## Work to complete
Copy the data precisely, keeping every character.

## Supplied material

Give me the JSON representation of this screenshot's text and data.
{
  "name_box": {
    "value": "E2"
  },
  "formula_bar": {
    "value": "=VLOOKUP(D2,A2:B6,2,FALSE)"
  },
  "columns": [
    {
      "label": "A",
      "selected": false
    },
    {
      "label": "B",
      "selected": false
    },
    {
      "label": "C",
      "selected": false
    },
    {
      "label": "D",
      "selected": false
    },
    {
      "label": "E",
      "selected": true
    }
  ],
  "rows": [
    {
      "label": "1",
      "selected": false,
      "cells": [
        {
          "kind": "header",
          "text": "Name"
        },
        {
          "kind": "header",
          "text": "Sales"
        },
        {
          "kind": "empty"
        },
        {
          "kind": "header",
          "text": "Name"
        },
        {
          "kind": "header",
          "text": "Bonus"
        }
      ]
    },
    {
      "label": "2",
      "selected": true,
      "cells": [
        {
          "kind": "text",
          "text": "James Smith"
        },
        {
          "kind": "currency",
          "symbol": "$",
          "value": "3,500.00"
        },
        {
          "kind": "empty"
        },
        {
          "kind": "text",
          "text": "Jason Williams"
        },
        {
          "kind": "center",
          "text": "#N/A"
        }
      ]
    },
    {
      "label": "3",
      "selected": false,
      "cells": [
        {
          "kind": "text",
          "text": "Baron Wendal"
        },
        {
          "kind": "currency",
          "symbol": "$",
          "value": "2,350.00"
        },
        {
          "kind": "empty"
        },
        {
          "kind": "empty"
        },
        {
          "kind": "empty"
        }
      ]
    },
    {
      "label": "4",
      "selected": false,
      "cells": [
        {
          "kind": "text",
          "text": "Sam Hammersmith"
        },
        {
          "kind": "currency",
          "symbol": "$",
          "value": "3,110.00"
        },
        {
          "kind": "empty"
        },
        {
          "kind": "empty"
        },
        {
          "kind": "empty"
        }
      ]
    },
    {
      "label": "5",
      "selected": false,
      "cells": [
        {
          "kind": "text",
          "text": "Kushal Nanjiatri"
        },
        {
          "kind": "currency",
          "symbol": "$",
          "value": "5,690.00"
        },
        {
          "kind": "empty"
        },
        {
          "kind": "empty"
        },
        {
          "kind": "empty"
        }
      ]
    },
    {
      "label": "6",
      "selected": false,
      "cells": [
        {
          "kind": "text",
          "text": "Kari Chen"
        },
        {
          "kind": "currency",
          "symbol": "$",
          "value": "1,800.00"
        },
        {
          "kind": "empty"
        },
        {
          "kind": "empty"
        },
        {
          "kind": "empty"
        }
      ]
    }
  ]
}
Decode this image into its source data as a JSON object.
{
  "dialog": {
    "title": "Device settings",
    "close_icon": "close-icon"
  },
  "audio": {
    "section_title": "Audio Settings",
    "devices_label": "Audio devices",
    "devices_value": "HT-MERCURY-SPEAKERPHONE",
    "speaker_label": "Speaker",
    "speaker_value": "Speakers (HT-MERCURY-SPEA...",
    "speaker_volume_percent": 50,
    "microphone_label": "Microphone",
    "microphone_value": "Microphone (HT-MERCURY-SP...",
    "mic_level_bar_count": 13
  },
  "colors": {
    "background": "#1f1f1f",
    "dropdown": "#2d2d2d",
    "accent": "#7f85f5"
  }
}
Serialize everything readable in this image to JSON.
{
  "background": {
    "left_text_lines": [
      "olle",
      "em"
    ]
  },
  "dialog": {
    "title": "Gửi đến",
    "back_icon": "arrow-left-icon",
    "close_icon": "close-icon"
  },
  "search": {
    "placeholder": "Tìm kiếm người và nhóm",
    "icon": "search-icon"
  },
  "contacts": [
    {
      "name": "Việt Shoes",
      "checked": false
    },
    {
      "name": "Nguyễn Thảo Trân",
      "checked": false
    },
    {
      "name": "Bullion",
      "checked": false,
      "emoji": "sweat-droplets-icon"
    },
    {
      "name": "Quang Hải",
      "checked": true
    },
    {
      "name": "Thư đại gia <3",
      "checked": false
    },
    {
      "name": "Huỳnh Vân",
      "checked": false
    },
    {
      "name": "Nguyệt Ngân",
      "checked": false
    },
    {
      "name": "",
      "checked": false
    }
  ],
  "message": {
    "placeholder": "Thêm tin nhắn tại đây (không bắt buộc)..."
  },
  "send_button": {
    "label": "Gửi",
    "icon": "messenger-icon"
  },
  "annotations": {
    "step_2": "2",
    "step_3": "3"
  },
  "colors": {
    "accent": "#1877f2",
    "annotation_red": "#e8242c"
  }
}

## Exercise answer
Give me the JSON representation of this screenshot's text and data.
{
  "name_box": {
    "value": "E2"
  },
  "formula_bar": {
    "value": "=VLOOKUP(D2,A2:B6,2,FALSE)"
  },
  "columns": [
    {
      "label": "A",
      "selected": false
    },
    {
      "label": "B",
      "selected": false
    },
    {
      "label": "C",
      "selected": false
    },
    {
      "label": "D",
      "selected": false
    },
    {
      "label": "E",
      "selected": true
    }
  ],
  "rows": [
    {
      "label": "1",
      "selected": false,
      "cells": [
        {
          "kind": "header",
          "text": "Name"
        },
        {
          "kind": "header",
          "text": "Sales"
        },
        {
          "kind": "empty"
        },
        {
          "kind": "header",
          "text": "Name"
        },
        {
          "kind": "header",
          "text": "Bonus"
        }
      ]
    },
    {
      "label": "2",
      "selected": true,
      "cells": [
        {
          "kind": "text",
          "text": "James Smith"
        },
        {
          "kind": "currency",
          "symbol": "$",
          "value": "3,500.00"
        },
        {
          "kind": "empty"
        },
        {
          "kind": "text",
          "text": "Jason Williams"
        },
        {
          "kind": "center",
          "text": "#N/A"
        }
      ]
    },
    {
      "label": "3",
      "selected": false,
      "cells": [
        {
          "kind": "text",
          "text": "Baron Wendal"
        },
        {
          "kind": "currency",
          "symbol": "$",
          "value": "2,350.00"
        },
        {
          "kind": "empty"
        },
        {
          "kind": "empty"
        },
        {
          "kind": "empty"
        }
      ]
    },
    {
      "label": "4",
      "selected": false,
      "cells": [
        {
          "kind": "text",
          "text": "Sam Hammersmith"
        },
        {
          "kind": "currency",
          "symbol": "$",
          "value": "3,110.00"
        },
        {
          "kind": "empty"
        },
        {
          "kind": "empty"
        },
        {
          "kind": "empty"
        }
      ]
    },
    {
      "label": "5",
      "selected": false,
      "cells": [
        {
          "kind": "text",
          "text": "Kushal Nanjiatri"
        },
        {
          "kind": "currency",
          "symbol": "$",
          "value": "5,690.00"
        },
        {
          "kind": "empty"
        },
        {
          "kind": "empty"
        },
        {
          "kind": "empty"
        }
      ]
    },
    {
      "label": "6",
      "selected": false,
      "cells": [
        {
          "kind": "text",
          "text": "Kari Chen"
        },
        {
          "kind": "currency",
          "symbol": "$",
          "value": "1,800.00"
        },
        {
          "kind": "empty"
        },
        {
          "kind": "empty"
        },
        {
          "kind": "empty"
        }
      ]
    }
  ]
}
Decode this image into its source data as a JSON object.
{
  "dialog": {
    "title": "Device settings",
    "close_icon": "close-icon"
  },
  "audio": {
    "section_title": "Audio Settings",
    "devices_label": "Audio devices",
    "devices_value": "HT-MERCURY-SPEAKERPHONE",
    "speaker_label": "Speaker",
    "speaker_value": "Speakers (HT-MERCURY-SPEA...",
    "speaker_volume_percent": 50,
    "microphone_label": "Microphone",
    "microphone_value": "Microphone (HT-MERCURY-SP...",
    "mic_level_bar_count": 13
  },
  "colors": {
    "background": "#1f1f1f",
    "dropdown": "#2d2d2d",
    "accent": "#7f85f5"
  }
}
Serialize everything readable in this image to JSON.
{
  "background": {
    "left_text_lines": [
      "olle",
      "em"
    ]
  },
  "dialog": {
    "title": "Gửi đến",
    "back_icon": "arrow-left-icon",
    "close_icon": "close-icon"
  },
  "search": {
    "placeholder": "Tìm kiếm người và nhóm",
    "icon": "search-icon"
  },
  "contacts": [
    {
      "name": "Việt Shoes",
      "checked": false
    },
    {
      "name": "Nguyễn Thảo Trân",
      "checked": false
    },
    {
      "name": "Bullion",
      "checked": false,
      "emoji": "sweat-droplets-icon"
    },
    {
      "name": "Quang Hải",
      "checked": true
    },
    {
      "name": "Thư đại gia <3",
      "checked": false
    },
    {
      "name": "Huỳnh Vân",
      "checked": false
    },
    {
      "name": "Nguyệt Ngân",
      "checked": false
    },
    {
      "name": "",
      "checked": false
    }
  ],
  "message": {
    "placeholder": "Thêm tin nhắn tại đây (không bắt buộc)..."
  },
  "send_button": {
    "label": "Gửi",
    "icon": "messenger-icon"
  },
  "annotations": {
    "step_2": "2",
    "step_3": "3"
  },
  "colors": {
    "accent": "#1877f2",
    "annotation_red": "#e8242c"
  }
}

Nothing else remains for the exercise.